**TASK DETAILS**
Omit all images, then return the remaining material exactly as it stands.

**RECORDS FOR THIS TASK**
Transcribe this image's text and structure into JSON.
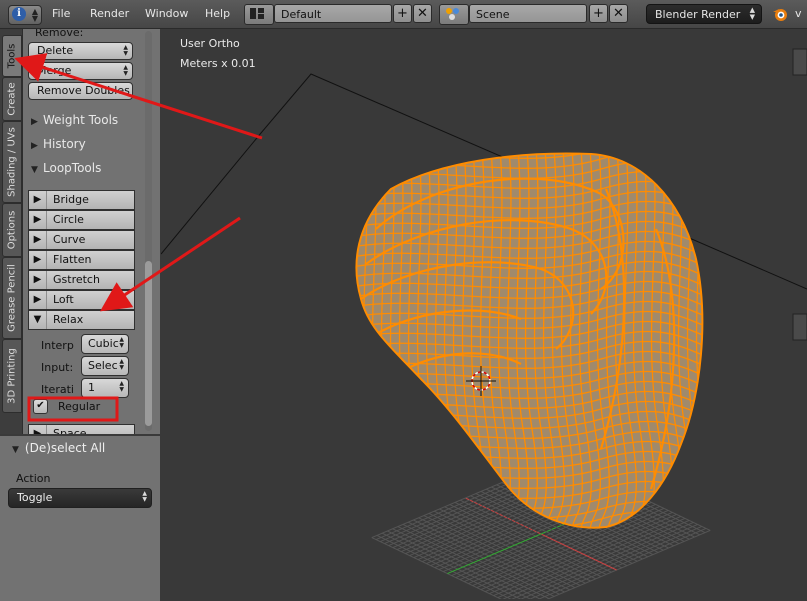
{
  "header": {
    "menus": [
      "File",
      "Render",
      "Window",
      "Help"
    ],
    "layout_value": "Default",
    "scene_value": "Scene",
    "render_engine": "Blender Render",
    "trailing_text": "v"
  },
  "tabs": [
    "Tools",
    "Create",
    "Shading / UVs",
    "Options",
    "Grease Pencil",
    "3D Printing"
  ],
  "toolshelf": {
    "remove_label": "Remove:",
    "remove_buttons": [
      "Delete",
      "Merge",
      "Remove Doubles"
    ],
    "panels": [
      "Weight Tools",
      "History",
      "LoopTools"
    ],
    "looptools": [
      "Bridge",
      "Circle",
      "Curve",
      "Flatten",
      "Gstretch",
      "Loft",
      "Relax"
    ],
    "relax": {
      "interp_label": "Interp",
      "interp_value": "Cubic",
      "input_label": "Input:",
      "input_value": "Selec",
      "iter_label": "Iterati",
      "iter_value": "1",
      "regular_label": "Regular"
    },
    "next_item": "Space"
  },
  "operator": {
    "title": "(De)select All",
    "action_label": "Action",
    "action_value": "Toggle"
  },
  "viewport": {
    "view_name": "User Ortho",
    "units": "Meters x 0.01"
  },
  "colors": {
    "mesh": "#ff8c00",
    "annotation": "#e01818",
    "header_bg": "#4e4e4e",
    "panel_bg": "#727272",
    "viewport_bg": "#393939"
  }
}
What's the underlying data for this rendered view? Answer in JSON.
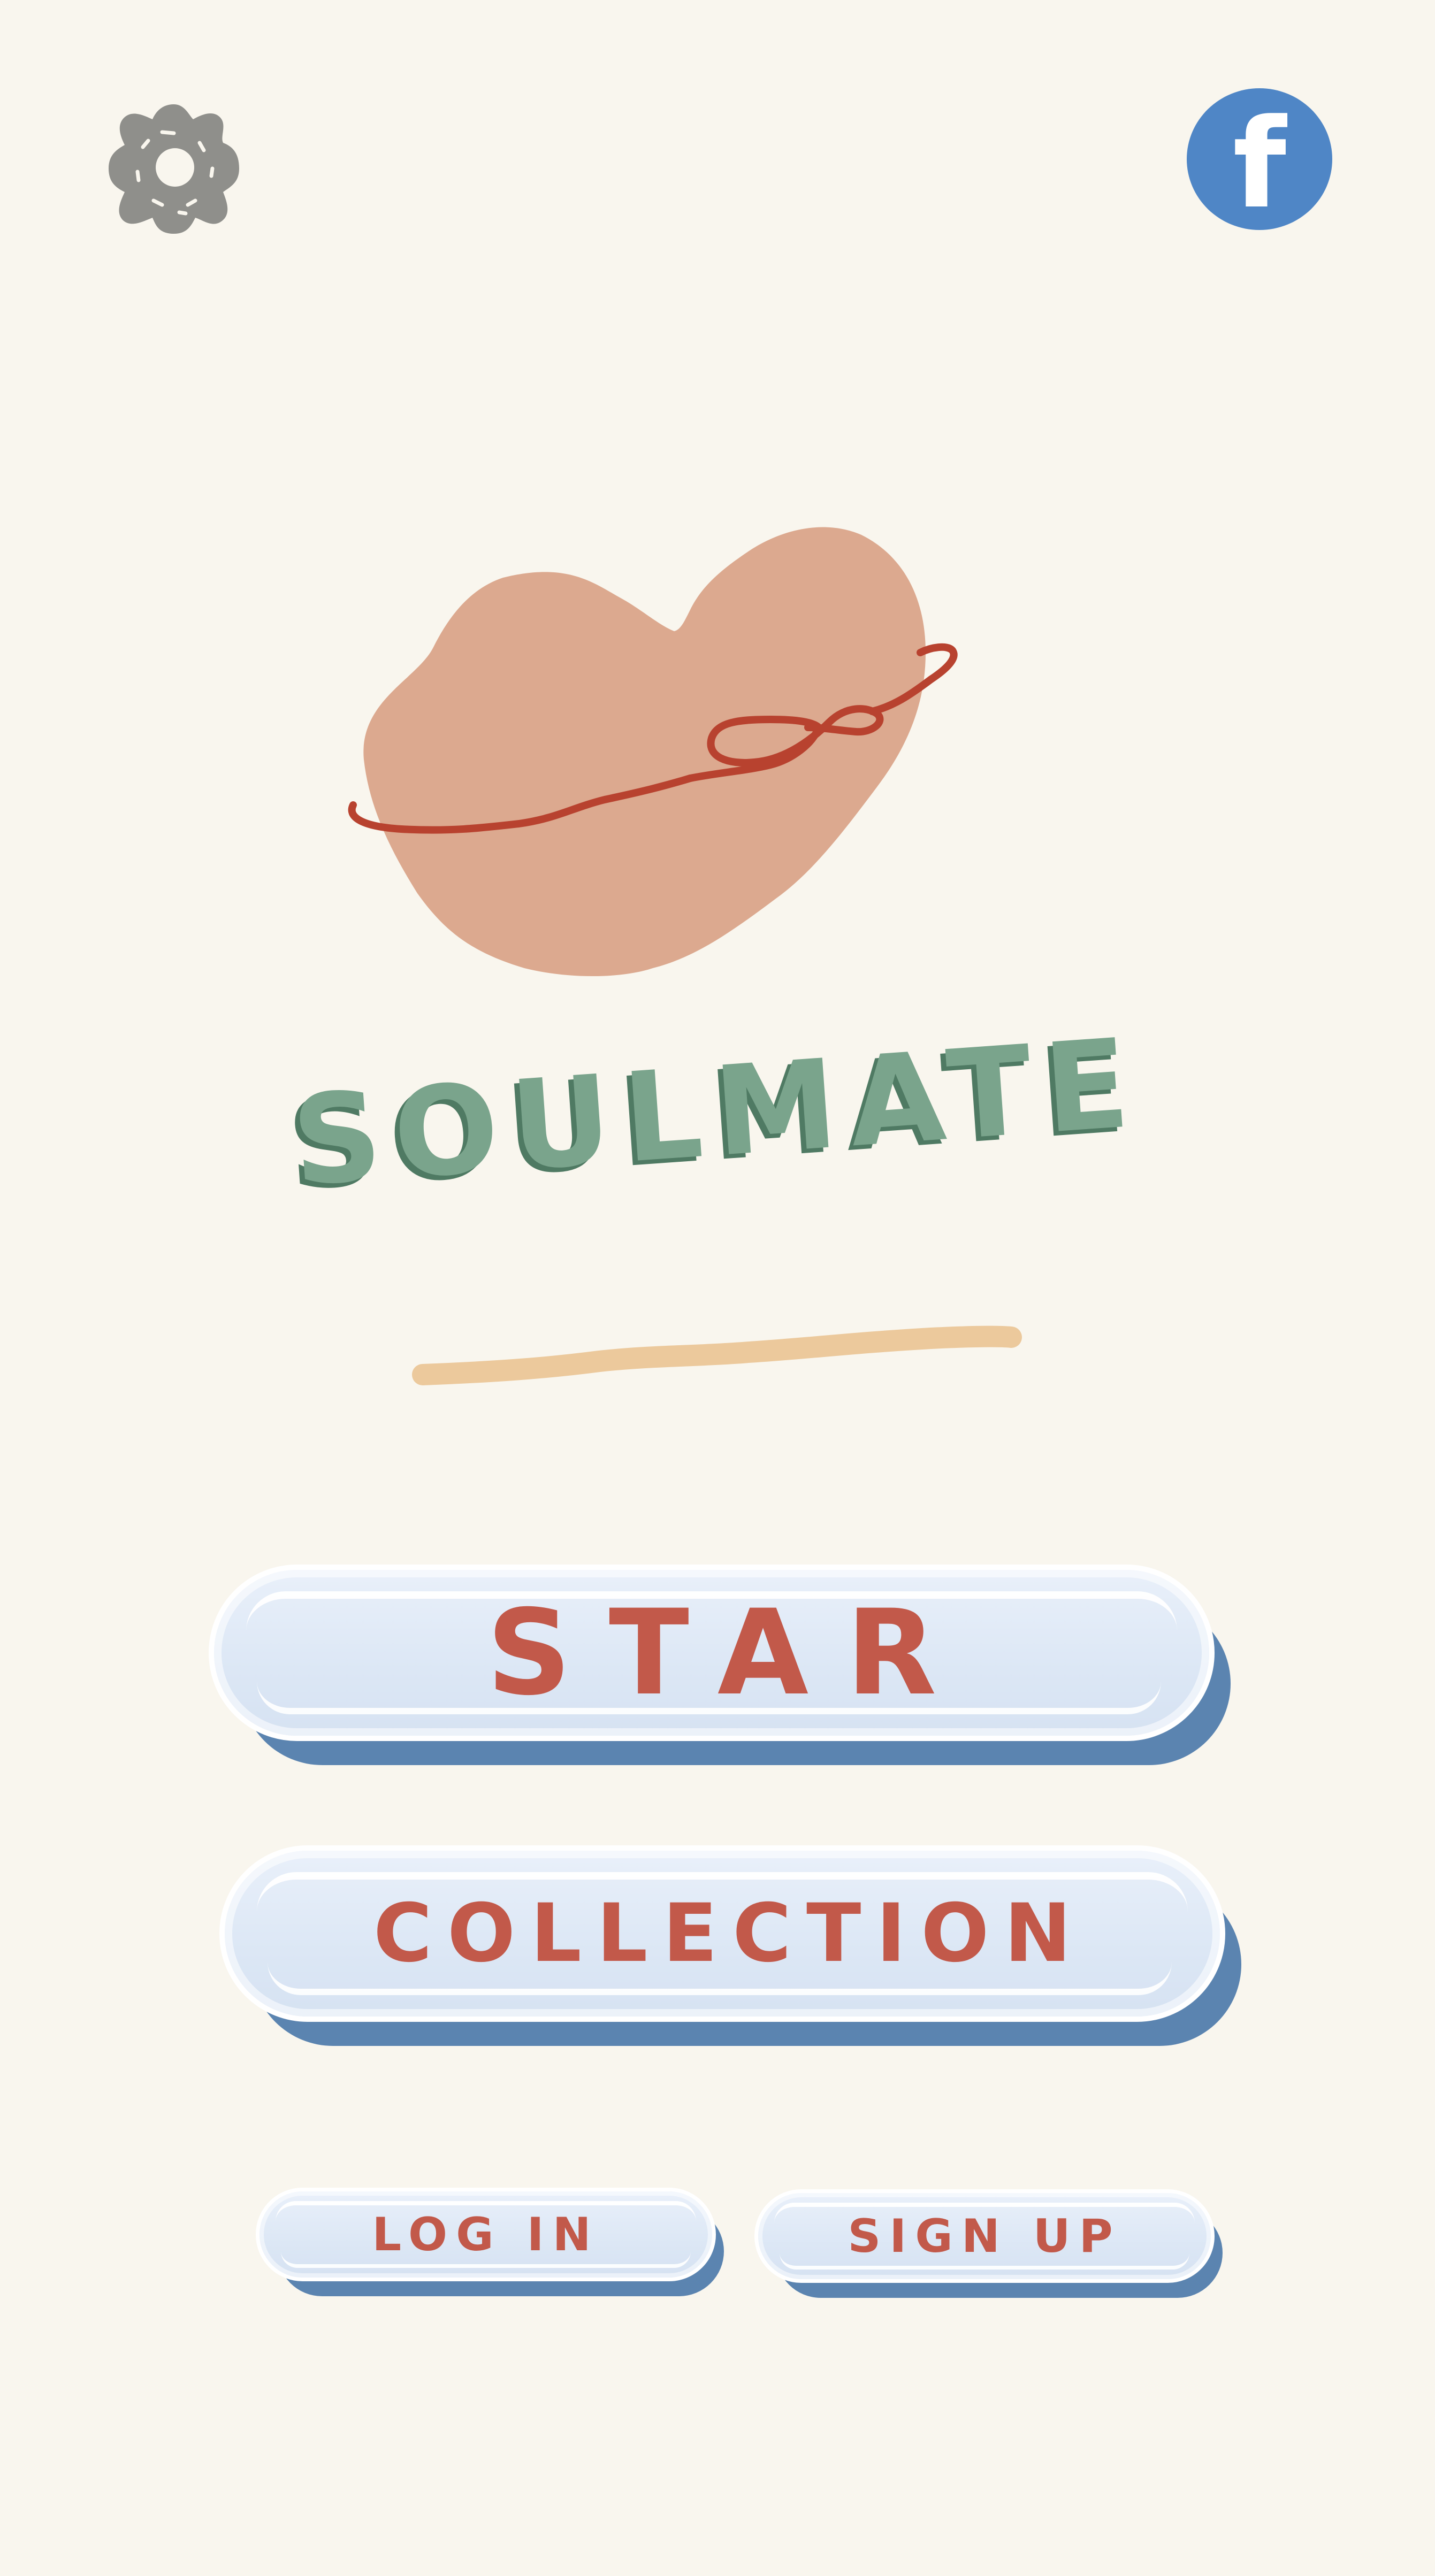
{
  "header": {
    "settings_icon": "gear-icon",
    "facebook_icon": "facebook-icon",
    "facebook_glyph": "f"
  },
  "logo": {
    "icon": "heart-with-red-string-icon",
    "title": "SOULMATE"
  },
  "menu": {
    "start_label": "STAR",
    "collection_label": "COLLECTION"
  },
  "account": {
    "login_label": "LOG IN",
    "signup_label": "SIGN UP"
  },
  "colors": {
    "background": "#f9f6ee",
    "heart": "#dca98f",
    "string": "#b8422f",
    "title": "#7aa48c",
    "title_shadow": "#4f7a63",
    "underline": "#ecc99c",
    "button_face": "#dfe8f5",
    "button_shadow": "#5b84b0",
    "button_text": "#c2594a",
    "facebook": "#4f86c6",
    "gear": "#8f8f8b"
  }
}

**SOLUTION FOR THIS PROBLEM**
Transcribe this image's text and structure into JSON.
{
  "header": {
    "menus": [
      "File",
      "Render",
      "Window",
      "Help"
    ],
    "layout_value": "Default",
    "scene_value": "Scene",
    "render_engine": "Blender Render",
    "trailing_text": "v"
  },
  "tabs": [
    "Tools",
    "Create",
    "Shading / UVs",
    "Options",
    "Grease Pencil",
    "3D Printing"
  ],
  "toolshelf": {
    "remove_label": "Remove:",
    "remove_buttons": [
      "Delete",
      "Merge",
      "Remove Doubles"
    ],
    "panels": [
      "Weight Tools",
      "History",
      "LoopTools"
    ],
    "looptools": [
      "Bridge",
      "Circle",
      "Curve",
      "Flatten",
      "Gstretch",
      "Loft",
      "Relax"
    ],
    "relax": {
      "interp_label": "Interp",
      "interp_value": "Cubic",
      "input_label": "Input:",
      "input_value": "Selec",
      "iter_label": "Iterati",
      "iter_value": "1",
      "regular_label": "Regular"
    },
    "next_item": "Space"
  },
  "operator": {
    "title": "(De)select All",
    "action_label": "Action",
    "action_value": "Toggle"
  },
  "viewport": {
    "view_name": "User Ortho",
    "units": "Meters x 0.01"
  },
  "colors": {
    "mesh": "#ff8c00",
    "annotation": "#e01818",
    "header_bg": "#4e4e4e",
    "panel_bg": "#727272",
    "viewport_bg": "#393939"
  }
}
What's the underlying data for this rendered view? Answer in JSON.
{
  "header": {
    "settings_icon": "gear-icon",
    "facebook_icon": "facebook-icon",
    "facebook_glyph": "f"
  },
  "logo": {
    "icon": "heart-with-red-string-icon",
    "title": "SOULMATE"
  },
  "menu": {
    "start_label": "STAR",
    "collection_label": "COLLECTION"
  },
  "account": {
    "login_label": "LOG IN",
    "signup_label": "SIGN UP"
  },
  "colors": {
    "background": "#f9f6ee",
    "heart": "#dca98f",
    "string": "#b8422f",
    "title": "#7aa48c",
    "title_shadow": "#4f7a63",
    "underline": "#ecc99c",
    "button_face": "#dfe8f5",
    "button_shadow": "#5b84b0",
    "button_text": "#c2594a",
    "facebook": "#4f86c6",
    "gear": "#8f8f8b"
  }
}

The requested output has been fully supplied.